GIVEN RECORDS
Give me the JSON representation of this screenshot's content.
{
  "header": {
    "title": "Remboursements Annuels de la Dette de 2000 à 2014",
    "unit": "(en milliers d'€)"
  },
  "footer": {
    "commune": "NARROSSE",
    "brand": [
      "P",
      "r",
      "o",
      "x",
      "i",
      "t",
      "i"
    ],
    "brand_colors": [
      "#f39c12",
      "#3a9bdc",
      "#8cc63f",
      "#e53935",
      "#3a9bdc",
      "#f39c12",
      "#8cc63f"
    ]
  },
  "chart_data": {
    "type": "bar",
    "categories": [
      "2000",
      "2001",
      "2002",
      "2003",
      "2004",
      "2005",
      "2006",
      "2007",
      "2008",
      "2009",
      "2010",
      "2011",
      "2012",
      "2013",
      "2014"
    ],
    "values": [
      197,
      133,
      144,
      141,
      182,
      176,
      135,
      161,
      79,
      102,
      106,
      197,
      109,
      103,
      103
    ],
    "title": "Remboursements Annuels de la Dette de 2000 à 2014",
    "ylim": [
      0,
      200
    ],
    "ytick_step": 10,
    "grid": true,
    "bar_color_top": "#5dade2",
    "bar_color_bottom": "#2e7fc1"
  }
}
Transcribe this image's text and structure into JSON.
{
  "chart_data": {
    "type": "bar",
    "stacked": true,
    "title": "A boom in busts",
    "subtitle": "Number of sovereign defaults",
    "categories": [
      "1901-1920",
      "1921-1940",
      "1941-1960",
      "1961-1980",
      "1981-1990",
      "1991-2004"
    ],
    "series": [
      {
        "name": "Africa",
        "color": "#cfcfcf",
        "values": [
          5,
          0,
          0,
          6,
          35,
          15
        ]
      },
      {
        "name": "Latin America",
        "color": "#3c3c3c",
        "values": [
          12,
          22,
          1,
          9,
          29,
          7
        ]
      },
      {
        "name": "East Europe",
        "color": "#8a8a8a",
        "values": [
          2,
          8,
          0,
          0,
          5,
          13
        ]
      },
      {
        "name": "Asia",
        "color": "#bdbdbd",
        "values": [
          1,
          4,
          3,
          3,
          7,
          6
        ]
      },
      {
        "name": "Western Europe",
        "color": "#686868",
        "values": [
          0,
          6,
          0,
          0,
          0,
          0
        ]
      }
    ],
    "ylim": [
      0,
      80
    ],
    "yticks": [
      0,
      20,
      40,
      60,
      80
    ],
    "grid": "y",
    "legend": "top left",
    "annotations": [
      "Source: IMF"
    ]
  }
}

EXERCISE DIRECTIONS
Please output the entries above, every line exactly as it reads.

FINISHED ANSWER
Give me the JSON representation of this screenshot's content.
{
  "header": {
    "title": "Remboursements Annuels de la Dette de 2000 à 2014",
    "unit": "(en milliers d'€)"
  },
  "footer": {
    "commune": "NARROSSE",
    "brand": [
      "P",
      "r",
      "o",
      "x",
      "i",
      "t",
      "i"
    ],
    "brand_colors": [
      "#f39c12",
      "#3a9bdc",
      "#8cc63f",
      "#e53935",
      "#3a9bdc",
      "#f39c12",
      "#8cc63f"
    ]
  },
  "chart_data": {
    "type": "bar",
    "categories": [
      "2000",
      "2001",
      "2002",
      "2003",
      "2004",
      "2005",
      "2006",
      "2007",
      "2008",
      "2009",
      "2010",
      "2011",
      "2012",
      "2013",
      "2014"
    ],
    "values": [
      197,
      133,
      144,
      141,
      182,
      176,
      135,
      161,
      79,
      102,
      106,
      197,
      109,
      103,
      103
    ],
    "title": "Remboursements Annuels de la Dette de 2000 à 2014",
    "ylim": [
      0,
      200
    ],
    "ytick_step": 10,
    "grid": true,
    "bar_color_top": "#5dade2",
    "bar_color_bottom": "#2e7fc1"
  }
}
Transcribe this image's text and structure into JSON.
{
  "chart_data": {
    "type": "bar",
    "stacked": true,
    "title": "A boom in busts",
    "subtitle": "Number of sovereign defaults",
    "categories": [
      "1901-1920",
      "1921-1940",
      "1941-1960",
      "1961-1980",
      "1981-1990",
      "1991-2004"
    ],
    "series": [
      {
        "name": "Africa",
        "color": "#cfcfcf",
        "values": [
          5,
          0,
          0,
          6,
          35,
          15
        ]
      },
      {
        "name": "Latin America",
        "color": "#3c3c3c",
        "values": [
          12,
          22,
          1,
          9,
          29,
          7
        ]
      },
      {
        "name": "East Europe",
        "color": "#8a8a8a",
        "values": [
          2,
          8,
          0,
          0,
          5,
          13
        ]
      },
      {
        "name": "Asia",
        "color": "#bdbdbd",
        "values": [
          1,
          4,
          3,
          3,
          7,
          6
        ]
      },
      {
        "name": "Western Europe",
        "color": "#686868",
        "values": [
          0,
          6,
          0,
          0,
          0,
          0
        ]
      }
    ],
    "ylim": [
      0,
      80
    ],
    "yticks": [
      0,
      20,
      40,
      60,
      80
    ],
    "grid": "y",
    "legend": "top left",
    "annotations": [
      "Source: IMF"
    ]
  }
}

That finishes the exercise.